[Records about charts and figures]

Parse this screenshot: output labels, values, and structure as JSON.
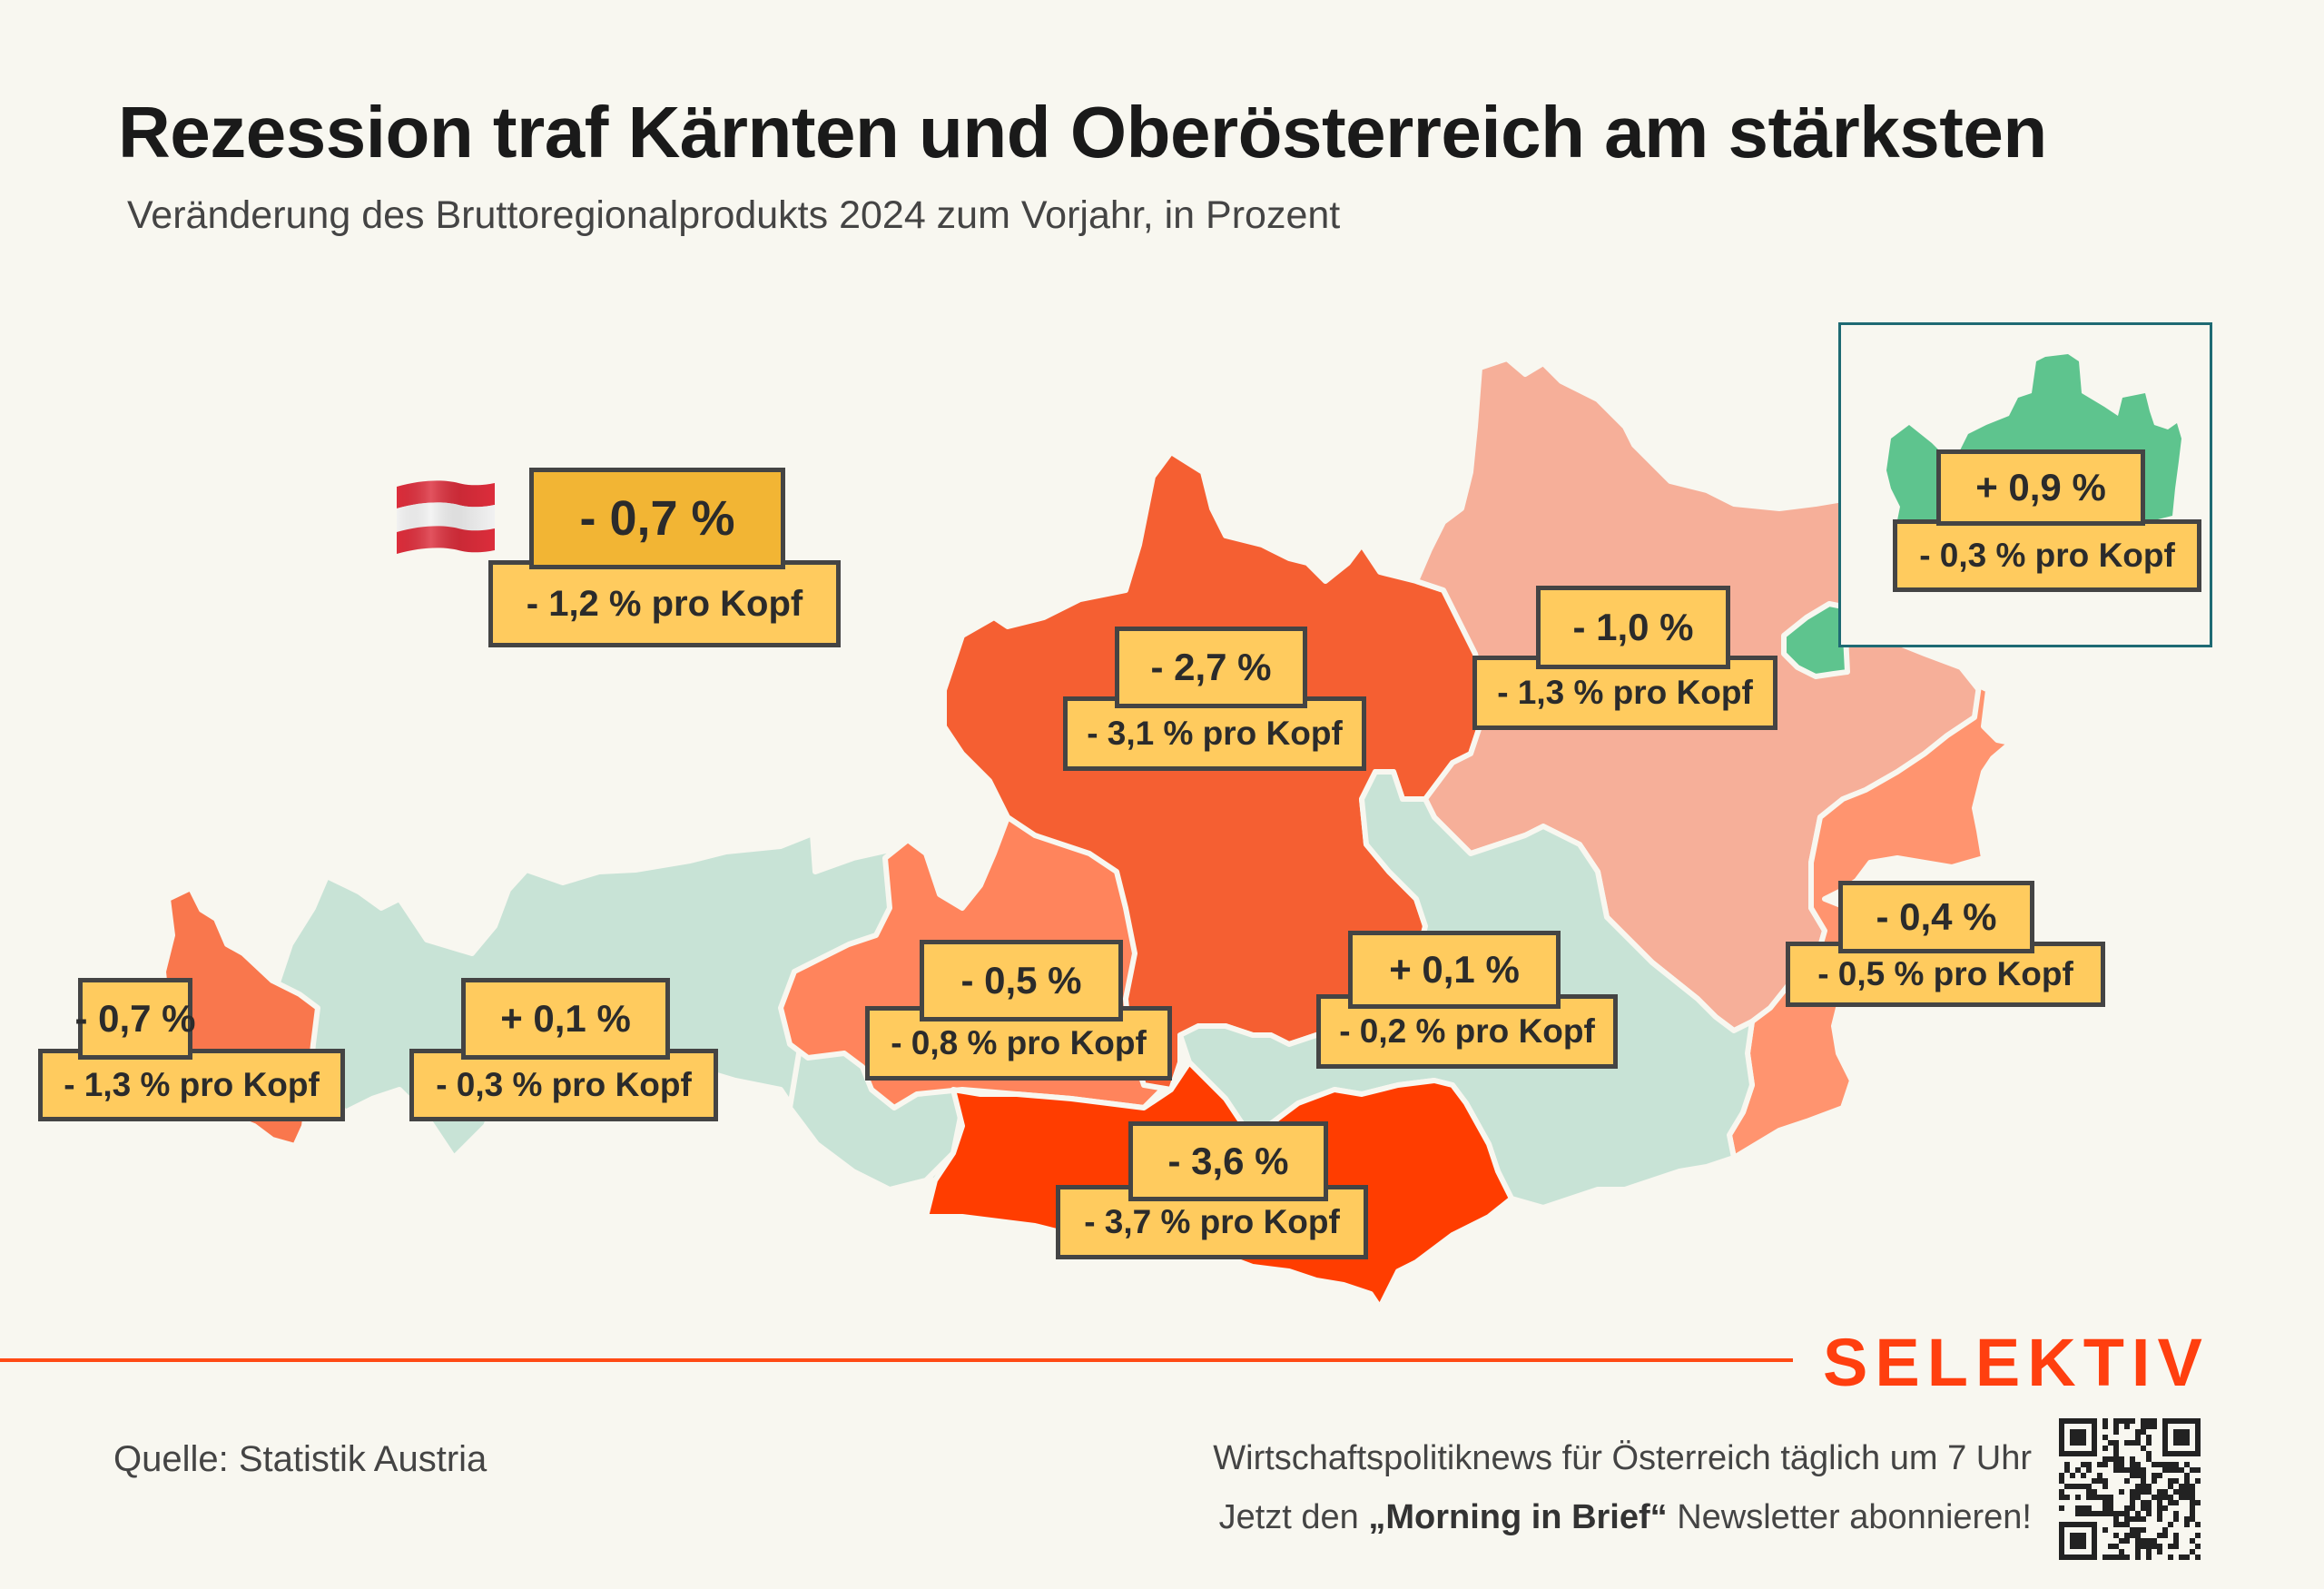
{
  "title": "Rezession traf Kärnten und Oberösterreich am stärksten",
  "subtitle": "Veränderung des Bruttoregionalprodukts 2024 zum Vorjahr, in Prozent",
  "national": {
    "flag_icon": "austria-flag-icon",
    "change": "- 0,7 %",
    "per_capita": "- 1,2 % pro Kopf"
  },
  "colors": {
    "background": "#f8f7f0",
    "label_box": "#ffcb5e",
    "national_box": "#f2b534",
    "brand": "#ff3f0f",
    "inset_border": "#1e6a73",
    "growth_green": "#5ec48e",
    "neutral_mint": "#c8e3d6",
    "mild_decline": "#f6af99",
    "moderate_decline": "#ff8a63",
    "strong_decline": "#f55f32",
    "severe_decline": "#ff3d00"
  },
  "chart_data": {
    "type": "choropleth-map",
    "title": "Rezession traf Kärnten und Oberösterreich am stärksten",
    "subtitle": "Veränderung des Bruttoregionalprodukts 2024 zum Vorjahr, in Prozent",
    "unit": "%",
    "regions": [
      {
        "id": "vorarlberg",
        "change": -0.7,
        "per_capita": -1.3,
        "label": "- 0,7 %",
        "sub_label": "- 1,3 % pro Kopf"
      },
      {
        "id": "tirol",
        "change": 0.1,
        "per_capita": -0.3,
        "label": "+ 0,1 %",
        "sub_label": "- 0,3 % pro Kopf"
      },
      {
        "id": "salzburg",
        "change": -0.5,
        "per_capita": -0.8,
        "label": "- 0,5 %",
        "sub_label": "- 0,8 % pro Kopf"
      },
      {
        "id": "oberoesterreich",
        "change": -2.7,
        "per_capita": -3.1,
        "label": "- 2,7 %",
        "sub_label": "- 3,1 % pro Kopf"
      },
      {
        "id": "niederoesterreich",
        "change": -1.0,
        "per_capita": -1.3,
        "label": "- 1,0 %",
        "sub_label": "- 1,3 % pro Kopf"
      },
      {
        "id": "wien",
        "change": 0.9,
        "per_capita": -0.3,
        "label": "+ 0,9 %",
        "sub_label": "- 0,3 % pro Kopf"
      },
      {
        "id": "burgenland",
        "change": -0.4,
        "per_capita": -0.5,
        "label": "- 0,4 %",
        "sub_label": "- 0,5 % pro Kopf"
      },
      {
        "id": "steiermark",
        "change": 0.1,
        "per_capita": -0.2,
        "label": "+ 0,1 %",
        "sub_label": "- 0,2 % pro Kopf"
      },
      {
        "id": "kaernten",
        "change": -3.6,
        "per_capita": -3.7,
        "label": "- 3,6 %",
        "sub_label": "- 3,7 % pro Kopf"
      }
    ],
    "national": {
      "change": -0.7,
      "per_capita": -1.2
    }
  },
  "footer": {
    "source": "Quelle: Statistik Austria",
    "brand": "SELEKTIV",
    "promo_line1": "Wirtschaftspolitiknews für Österreich täglich um 7 Uhr",
    "promo_line2_prefix": "Jetzt den ",
    "promo_line2_bold": "„Morning in Brief“",
    "promo_line2_suffix": " Newsletter abonnieren!",
    "qr_icon": "qr-code-icon"
  }
}
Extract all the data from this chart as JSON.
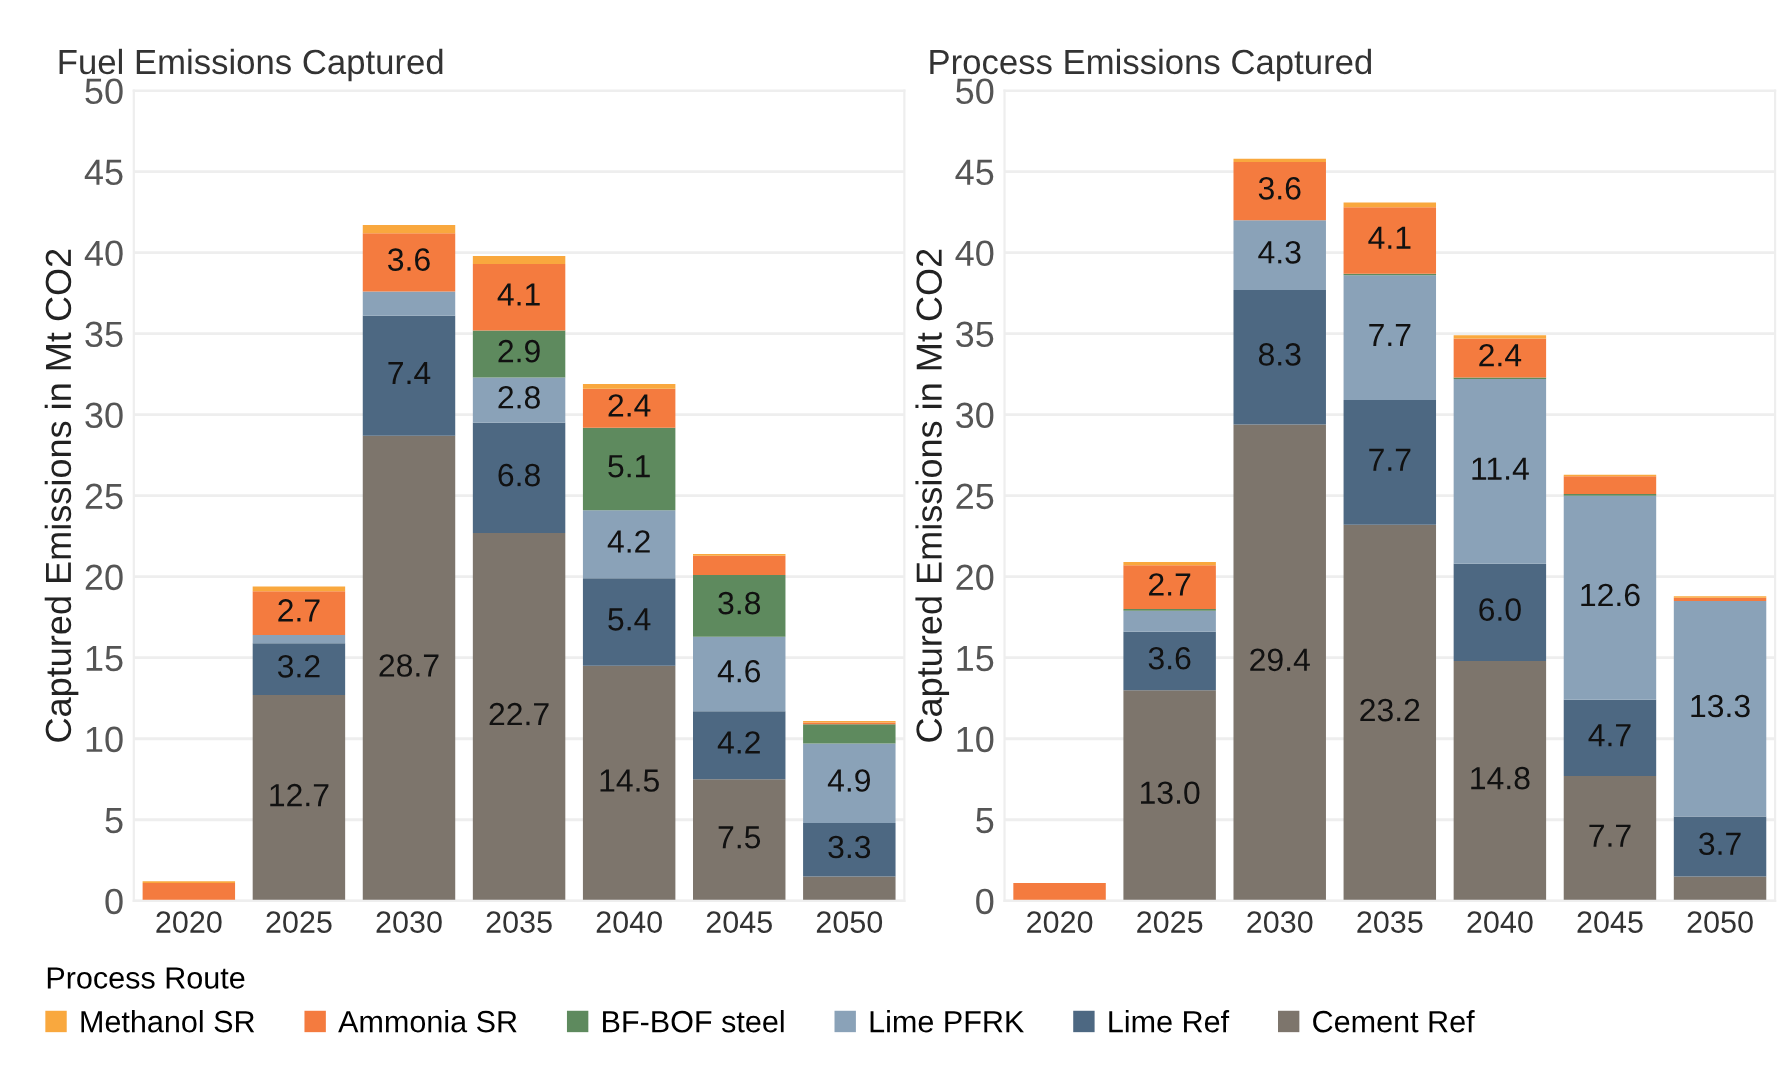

Problem details: In the records above, locate every line with the string "Rezession" and copy it.

Task output:
  "title": "Rezession traf Kärnten und Oberösterreich am stärksten",
    "title": "Rezession traf Kärnten und Oberösterreich am stärksten",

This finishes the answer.